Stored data

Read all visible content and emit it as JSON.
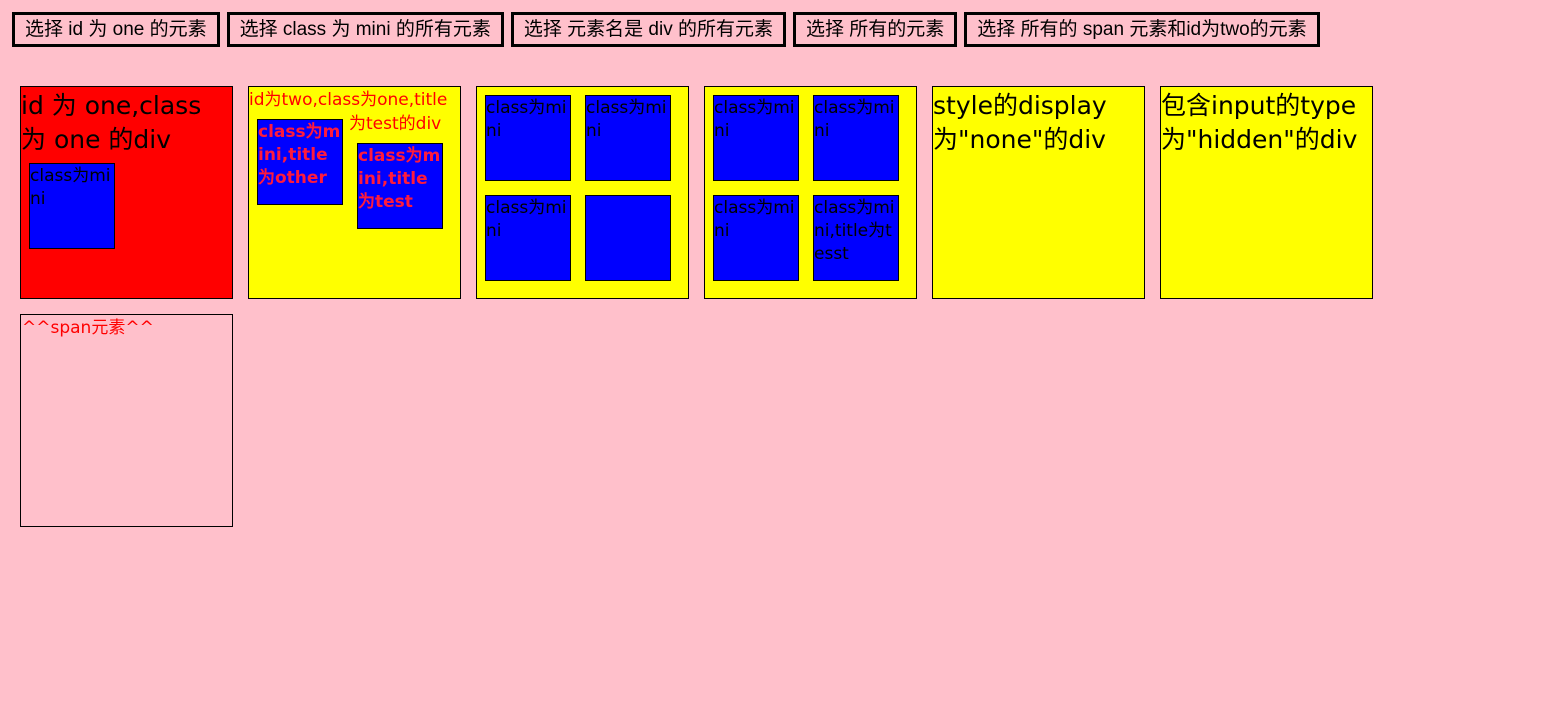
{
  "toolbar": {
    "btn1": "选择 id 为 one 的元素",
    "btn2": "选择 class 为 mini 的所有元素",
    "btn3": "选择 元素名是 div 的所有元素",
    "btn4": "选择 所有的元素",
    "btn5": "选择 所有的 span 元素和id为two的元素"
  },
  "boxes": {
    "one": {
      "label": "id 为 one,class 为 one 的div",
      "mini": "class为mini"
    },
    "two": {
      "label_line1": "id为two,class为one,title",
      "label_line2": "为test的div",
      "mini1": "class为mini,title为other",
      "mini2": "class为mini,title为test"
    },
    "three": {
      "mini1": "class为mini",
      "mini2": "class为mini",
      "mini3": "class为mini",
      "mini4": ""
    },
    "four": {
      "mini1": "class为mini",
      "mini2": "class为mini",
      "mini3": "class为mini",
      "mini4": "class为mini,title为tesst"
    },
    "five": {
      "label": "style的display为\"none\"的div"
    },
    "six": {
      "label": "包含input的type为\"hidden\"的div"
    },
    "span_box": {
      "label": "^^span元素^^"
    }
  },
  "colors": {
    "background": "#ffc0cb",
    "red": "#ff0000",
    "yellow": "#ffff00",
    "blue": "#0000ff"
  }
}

*Exercise requirements*
From the data above, count the lines where "class为mini" occurs and give that figure and nothing else.

*Full answer*
10